▶ Given data:

____________

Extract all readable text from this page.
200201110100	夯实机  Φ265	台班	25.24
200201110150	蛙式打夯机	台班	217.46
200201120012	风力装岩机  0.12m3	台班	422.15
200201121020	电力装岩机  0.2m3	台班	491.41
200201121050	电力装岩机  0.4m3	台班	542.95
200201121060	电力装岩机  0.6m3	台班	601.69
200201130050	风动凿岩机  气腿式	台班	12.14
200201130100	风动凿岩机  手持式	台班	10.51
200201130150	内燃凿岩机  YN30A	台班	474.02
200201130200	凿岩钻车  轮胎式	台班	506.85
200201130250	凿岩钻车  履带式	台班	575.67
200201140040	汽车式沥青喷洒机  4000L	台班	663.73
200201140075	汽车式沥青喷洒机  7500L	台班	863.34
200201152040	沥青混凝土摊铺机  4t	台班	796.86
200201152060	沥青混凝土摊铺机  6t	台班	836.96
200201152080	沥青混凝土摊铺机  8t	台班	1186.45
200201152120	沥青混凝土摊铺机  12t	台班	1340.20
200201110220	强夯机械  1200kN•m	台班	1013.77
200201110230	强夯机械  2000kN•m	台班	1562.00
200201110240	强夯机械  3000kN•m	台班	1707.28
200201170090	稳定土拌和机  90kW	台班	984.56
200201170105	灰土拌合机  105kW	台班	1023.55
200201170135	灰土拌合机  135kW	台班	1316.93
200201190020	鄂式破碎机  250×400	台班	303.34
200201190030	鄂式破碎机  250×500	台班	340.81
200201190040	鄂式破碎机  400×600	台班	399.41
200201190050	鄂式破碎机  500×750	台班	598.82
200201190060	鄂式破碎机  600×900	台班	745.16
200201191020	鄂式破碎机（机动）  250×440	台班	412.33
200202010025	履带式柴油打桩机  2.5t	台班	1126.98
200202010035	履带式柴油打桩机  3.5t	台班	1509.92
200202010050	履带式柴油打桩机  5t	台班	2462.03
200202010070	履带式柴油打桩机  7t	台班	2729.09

____________

▶ What you will do: Print the material verbatim, all of it.

▶ Problem solution:
Extract all readable text from this page.
200201110100	夯实机  Φ265	台班	25.24
200201110150	蛙式打夯机	台班	217.46
200201120012	风力装岩机  0.12m3	台班	422.15
200201121020	电力装岩机  0.2m3	台班	491.41
200201121050	电力装岩机  0.4m3	台班	542.95
200201121060	电力装岩机  0.6m3	台班	601.69
200201130050	风动凿岩机  气腿式	台班	12.14
200201130100	风动凿岩机  手持式	台班	10.51
200201130150	内燃凿岩机  YN30A	台班	474.02
200201130200	凿岩钻车  轮胎式	台班	506.85
200201130250	凿岩钻车  履带式	台班	575.67
200201140040	汽车式沥青喷洒机  4000L	台班	663.73
200201140075	汽车式沥青喷洒机  7500L	台班	863.34
200201152040	沥青混凝土摊铺机  4t	台班	796.86
200201152060	沥青混凝土摊铺机  6t	台班	836.96
200201152080	沥青混凝土摊铺机  8t	台班	1186.45
200201152120	沥青混凝土摊铺机  12t	台班	1340.20
200201110220	强夯机械  1200kN•m	台班	1013.77
200201110230	强夯机械  2000kN•m	台班	1562.00
200201110240	强夯机械  3000kN•m	台班	1707.28
200201170090	稳定土拌和机  90kW	台班	984.56
200201170105	灰土拌合机  105kW	台班	1023.55
200201170135	灰土拌合机  135kW	台班	1316.93
200201190020	鄂式破碎机  250×400	台班	303.34
200201190030	鄂式破碎机  250×500	台班	340.81
200201190040	鄂式破碎机  400×600	台班	399.41
200201190050	鄂式破碎机  500×750	台班	598.82
200201190060	鄂式破碎机  600×900	台班	745.16
200201191020	鄂式破碎机（机动）  250×440	台班	412.33
200202010025	履带式柴油打桩机  2.5t	台班	1126.98
200202010035	履带式柴油打桩机  3.5t	台班	1509.92
200202010050	履带式柴油打桩机  5t	台班	2462.03
200202010070	履带式柴油打桩机  7t	台班	2729.09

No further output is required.